== Task ==
In the teacher discipline summary, what length of suspension did Graham receive?

:: Document extract ::

According to the consent resolution agreement published by the BC Commissioner for Teacher Regulation, secondary school teacher Todd Erin Graham engaged in multiple forms of misconduct over the 2022–23 school year.
These included racially and culturally demeaning comments to an Indigenous student, public disparagement of a diverse learner, inappropriate physical contact with female students, unsolicited commentary about girls’ bodies, and sexually suggestive framing about physical proximity during a fitness class. His conduct spanned multiple students, involved identity-based harm, and occurred across more than one instructional context.
In response, Graham received a single day of suspension, a requirement to complete an online course on professional boundaries, and a formal admission that his conduct constituted professional misconduct under the Teachers Act. The summary also notes that Graham has already completed two prior courses: Four Seasons of Reconciliation and San’Yas Indigenous Cultural Safety Training, assigned after the first reported incident.

:::
:: Data shown ::

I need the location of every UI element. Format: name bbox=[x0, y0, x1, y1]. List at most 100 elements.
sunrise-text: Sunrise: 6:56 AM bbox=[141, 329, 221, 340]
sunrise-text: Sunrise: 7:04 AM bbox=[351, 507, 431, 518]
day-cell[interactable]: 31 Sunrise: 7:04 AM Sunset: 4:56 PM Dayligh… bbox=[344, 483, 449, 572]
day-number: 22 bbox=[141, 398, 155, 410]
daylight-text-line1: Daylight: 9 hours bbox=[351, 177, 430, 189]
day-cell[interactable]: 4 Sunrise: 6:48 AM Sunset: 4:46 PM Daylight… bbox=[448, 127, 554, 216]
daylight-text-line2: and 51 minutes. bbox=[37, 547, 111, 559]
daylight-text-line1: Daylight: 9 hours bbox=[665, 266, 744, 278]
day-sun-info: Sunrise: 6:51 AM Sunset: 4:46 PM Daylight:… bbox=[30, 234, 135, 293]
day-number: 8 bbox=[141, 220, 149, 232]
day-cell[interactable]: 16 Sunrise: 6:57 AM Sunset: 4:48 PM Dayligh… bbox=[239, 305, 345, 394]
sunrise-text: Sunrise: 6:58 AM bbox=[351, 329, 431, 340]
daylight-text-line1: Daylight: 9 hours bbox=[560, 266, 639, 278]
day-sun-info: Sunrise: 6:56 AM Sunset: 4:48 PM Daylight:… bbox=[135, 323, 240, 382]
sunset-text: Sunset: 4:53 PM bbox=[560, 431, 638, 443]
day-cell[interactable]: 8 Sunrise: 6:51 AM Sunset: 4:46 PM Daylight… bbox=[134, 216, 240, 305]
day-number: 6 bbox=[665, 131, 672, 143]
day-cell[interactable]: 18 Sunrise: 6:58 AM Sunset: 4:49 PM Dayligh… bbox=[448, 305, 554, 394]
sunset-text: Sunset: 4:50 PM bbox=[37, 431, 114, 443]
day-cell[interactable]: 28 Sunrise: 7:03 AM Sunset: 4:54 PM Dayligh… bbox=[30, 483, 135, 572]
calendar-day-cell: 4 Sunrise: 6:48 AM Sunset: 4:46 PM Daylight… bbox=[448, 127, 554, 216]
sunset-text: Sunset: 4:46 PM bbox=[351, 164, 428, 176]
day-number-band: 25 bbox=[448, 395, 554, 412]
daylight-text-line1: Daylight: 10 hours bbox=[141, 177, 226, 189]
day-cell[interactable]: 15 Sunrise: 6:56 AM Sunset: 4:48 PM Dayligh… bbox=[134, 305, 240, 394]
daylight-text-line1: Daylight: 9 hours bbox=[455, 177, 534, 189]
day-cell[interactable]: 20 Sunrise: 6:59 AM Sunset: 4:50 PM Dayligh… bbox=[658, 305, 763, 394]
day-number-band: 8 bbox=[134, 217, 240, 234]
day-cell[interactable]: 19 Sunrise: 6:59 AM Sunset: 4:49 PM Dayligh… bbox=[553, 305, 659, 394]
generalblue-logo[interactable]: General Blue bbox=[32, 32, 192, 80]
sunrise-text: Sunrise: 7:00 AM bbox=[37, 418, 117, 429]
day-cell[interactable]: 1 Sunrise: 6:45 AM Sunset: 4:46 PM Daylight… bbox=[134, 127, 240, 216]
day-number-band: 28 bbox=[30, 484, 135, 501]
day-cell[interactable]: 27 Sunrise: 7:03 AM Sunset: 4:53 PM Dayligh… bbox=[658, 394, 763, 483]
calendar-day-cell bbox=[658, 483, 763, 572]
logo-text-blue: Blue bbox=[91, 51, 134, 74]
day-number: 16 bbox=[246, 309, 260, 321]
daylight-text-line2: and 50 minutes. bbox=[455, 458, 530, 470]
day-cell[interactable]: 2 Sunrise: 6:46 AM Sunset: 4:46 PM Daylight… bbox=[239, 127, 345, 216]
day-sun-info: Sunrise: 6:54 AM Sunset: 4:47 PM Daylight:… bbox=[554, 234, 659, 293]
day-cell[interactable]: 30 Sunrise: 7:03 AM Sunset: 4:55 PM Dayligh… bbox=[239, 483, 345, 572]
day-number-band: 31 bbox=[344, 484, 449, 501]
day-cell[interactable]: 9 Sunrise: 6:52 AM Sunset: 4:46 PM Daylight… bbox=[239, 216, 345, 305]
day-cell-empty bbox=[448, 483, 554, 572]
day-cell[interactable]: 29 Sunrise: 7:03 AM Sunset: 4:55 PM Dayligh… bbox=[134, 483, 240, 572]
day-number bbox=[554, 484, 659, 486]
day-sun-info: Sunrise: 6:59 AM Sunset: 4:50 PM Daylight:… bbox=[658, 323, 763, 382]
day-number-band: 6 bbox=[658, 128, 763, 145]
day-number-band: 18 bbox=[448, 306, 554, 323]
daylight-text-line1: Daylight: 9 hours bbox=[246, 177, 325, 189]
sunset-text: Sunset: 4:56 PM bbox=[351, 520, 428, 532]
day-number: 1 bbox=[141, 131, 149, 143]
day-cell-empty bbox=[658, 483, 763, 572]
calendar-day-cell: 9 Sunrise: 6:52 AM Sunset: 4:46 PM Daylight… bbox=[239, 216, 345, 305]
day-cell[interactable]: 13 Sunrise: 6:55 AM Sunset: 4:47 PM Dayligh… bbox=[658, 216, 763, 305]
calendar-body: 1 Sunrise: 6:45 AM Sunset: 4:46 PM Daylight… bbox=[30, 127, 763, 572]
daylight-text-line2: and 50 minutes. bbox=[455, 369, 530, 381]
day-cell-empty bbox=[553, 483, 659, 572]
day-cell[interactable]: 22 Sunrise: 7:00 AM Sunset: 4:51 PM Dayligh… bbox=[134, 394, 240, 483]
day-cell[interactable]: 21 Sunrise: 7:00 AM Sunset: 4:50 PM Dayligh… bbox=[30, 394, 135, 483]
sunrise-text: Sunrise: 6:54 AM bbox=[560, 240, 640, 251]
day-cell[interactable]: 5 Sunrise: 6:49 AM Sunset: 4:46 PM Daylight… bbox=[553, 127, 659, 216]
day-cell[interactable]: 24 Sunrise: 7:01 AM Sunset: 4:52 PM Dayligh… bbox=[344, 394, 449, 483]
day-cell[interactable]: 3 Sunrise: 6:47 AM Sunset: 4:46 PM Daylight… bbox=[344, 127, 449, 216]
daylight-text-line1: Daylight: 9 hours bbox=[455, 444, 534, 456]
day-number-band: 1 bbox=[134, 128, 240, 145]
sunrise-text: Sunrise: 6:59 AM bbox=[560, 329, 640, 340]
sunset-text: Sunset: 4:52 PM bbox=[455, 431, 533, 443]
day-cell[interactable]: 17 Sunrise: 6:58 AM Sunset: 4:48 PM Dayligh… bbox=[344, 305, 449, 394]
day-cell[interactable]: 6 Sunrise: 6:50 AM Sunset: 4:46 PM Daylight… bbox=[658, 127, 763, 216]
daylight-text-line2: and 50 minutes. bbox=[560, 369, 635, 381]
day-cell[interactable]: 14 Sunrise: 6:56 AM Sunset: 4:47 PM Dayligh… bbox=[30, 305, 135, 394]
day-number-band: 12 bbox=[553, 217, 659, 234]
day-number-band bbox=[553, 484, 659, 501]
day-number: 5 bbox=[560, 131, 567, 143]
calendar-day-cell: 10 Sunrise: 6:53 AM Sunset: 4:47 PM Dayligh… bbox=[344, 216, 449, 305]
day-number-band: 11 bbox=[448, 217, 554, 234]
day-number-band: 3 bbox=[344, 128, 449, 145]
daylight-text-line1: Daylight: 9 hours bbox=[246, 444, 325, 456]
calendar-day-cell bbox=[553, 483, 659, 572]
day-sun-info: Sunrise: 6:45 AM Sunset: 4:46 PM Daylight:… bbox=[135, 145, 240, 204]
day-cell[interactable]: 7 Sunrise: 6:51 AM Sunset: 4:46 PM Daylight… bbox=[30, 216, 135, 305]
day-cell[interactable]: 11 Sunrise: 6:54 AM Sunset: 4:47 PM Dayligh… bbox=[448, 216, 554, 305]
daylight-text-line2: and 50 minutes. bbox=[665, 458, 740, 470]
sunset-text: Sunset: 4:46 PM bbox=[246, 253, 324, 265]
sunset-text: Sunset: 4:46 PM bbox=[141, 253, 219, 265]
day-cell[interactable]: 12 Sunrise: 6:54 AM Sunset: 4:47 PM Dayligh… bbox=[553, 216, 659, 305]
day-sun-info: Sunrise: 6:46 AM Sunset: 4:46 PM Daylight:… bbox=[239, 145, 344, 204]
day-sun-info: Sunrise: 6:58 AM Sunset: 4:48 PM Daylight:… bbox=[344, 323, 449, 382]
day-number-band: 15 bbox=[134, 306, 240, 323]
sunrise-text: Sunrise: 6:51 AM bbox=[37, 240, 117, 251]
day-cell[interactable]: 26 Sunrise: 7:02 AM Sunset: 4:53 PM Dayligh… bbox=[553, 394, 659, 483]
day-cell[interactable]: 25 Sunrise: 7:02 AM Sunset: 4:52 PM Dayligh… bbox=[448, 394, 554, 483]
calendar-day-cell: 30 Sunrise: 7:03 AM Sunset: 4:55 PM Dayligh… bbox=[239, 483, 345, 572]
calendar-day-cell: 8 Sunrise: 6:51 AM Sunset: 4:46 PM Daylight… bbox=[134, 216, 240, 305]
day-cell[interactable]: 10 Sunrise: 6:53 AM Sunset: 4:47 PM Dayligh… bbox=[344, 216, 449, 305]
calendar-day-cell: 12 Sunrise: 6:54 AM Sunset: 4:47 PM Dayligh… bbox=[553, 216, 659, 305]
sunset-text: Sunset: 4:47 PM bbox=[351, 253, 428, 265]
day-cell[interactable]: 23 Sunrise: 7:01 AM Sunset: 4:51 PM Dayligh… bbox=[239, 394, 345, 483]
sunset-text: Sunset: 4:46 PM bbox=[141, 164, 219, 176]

:::

== Task result ==
A single day.